For each line of the data below that holds "walk", copy the line.

Entries taken from a collection:
-- -- --

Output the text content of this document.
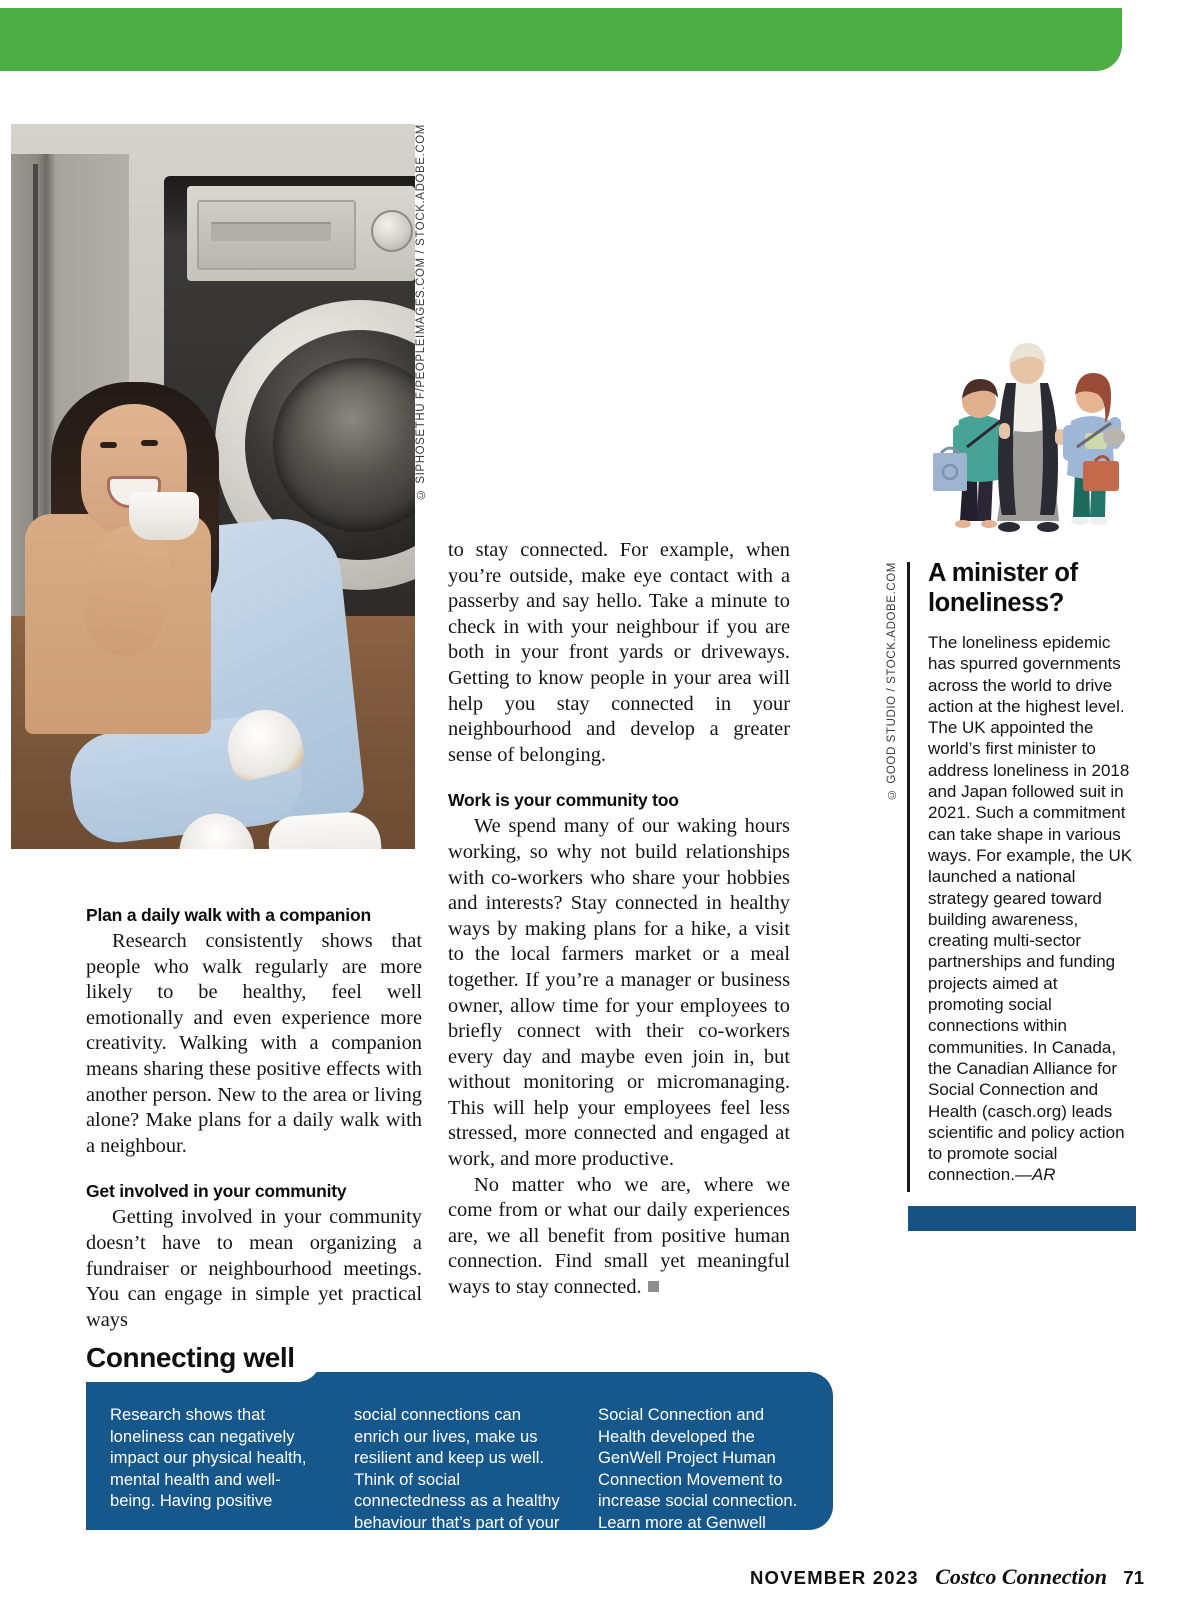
© SIPHOSETHU F/PEOPLEIMAGES.COM / STOCK.ADOBE.COM
© GOOD STUDIO / STOCK.ADOBE.COM
Plan a daily walk with a companion

Research consistently shows that people who walk regularly are more likely to be healthy, feel well emotionally and even experience more creativity. Walking with a companion means sharing these positive effects with another person. New to the area or living alone? Make plans for a daily walk with a neighbour.

Get involved in your community

Getting involved in your community doesn’t have to mean organizing a fundraiser or neighbourhood meetings. You can engage in simple yet practical ways

to stay connected. For example, when you’re outside, make eye contact with a passerby and say hello. Take a minute to check in with your neighbour if you are both in your front yards or driveways. Getting to know people in your area will help you stay connected in your neighbourhood and develop a greater sense of belonging.

Work is your community too

We spend many of our waking hours working, so why not build relationships with co-workers who share your hobbies and interests? Stay connected in healthy ways by making plans for a hike, a visit to the local farmers market or a meal together. If you’re a manager or business owner, allow time for your employees to briefly connect with their co-workers every day and maybe even join in, but without monitoring or micromanaging. This will help your employees feel less stressed, more connected and engaged at work, and more productive.

No matter who we are, where we come from or what our daily experiences are, we all benefit from positive human connection. Find small yet meaningful ways to stay connected.

A minister of loneliness?

The loneliness epidemic has spurred governments across the world to drive action at the highest level. The UK appointed the world’s first minister to address loneliness in 2018 and Japan followed suit in 2021. Such a commitment can take shape in various ways. For example, the UK launched a national strategy geared toward building awareness, creating multi-sector partnerships and funding projects aimed at promoting social connections within communities. In Canada, the Canadian Alliance for Social Connection and Health (casch.org) leads scientific and policy action to promote social connection.—AR

Connecting well
Research shows that loneliness can negatively impact our physical health, mental health and well-being. Having positive
social connections can enrich our lives, make us resilient and keep us well. Think of social connectedness as a healthy behaviour that’s part of your lifestyle. The Canadian Alliance for
Social Connection and Health developed the GenWell Project Human Connection Movement to increase social connection. Learn more at Genwell project.org.—AR
NOVEMBER 2023 Costco Connection 71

-- -- --

▶ _ANSWER FOR THE TASK_:
Plan a daily walk with a companion
Research consistently shows that people who walk regularly are more likely to be healthy, feel well emotionally and even experience more creativity. Walking with a companion means sharing these positive effects with another person. New to the area or living alone? Make plans for a daily walk with a neighbour.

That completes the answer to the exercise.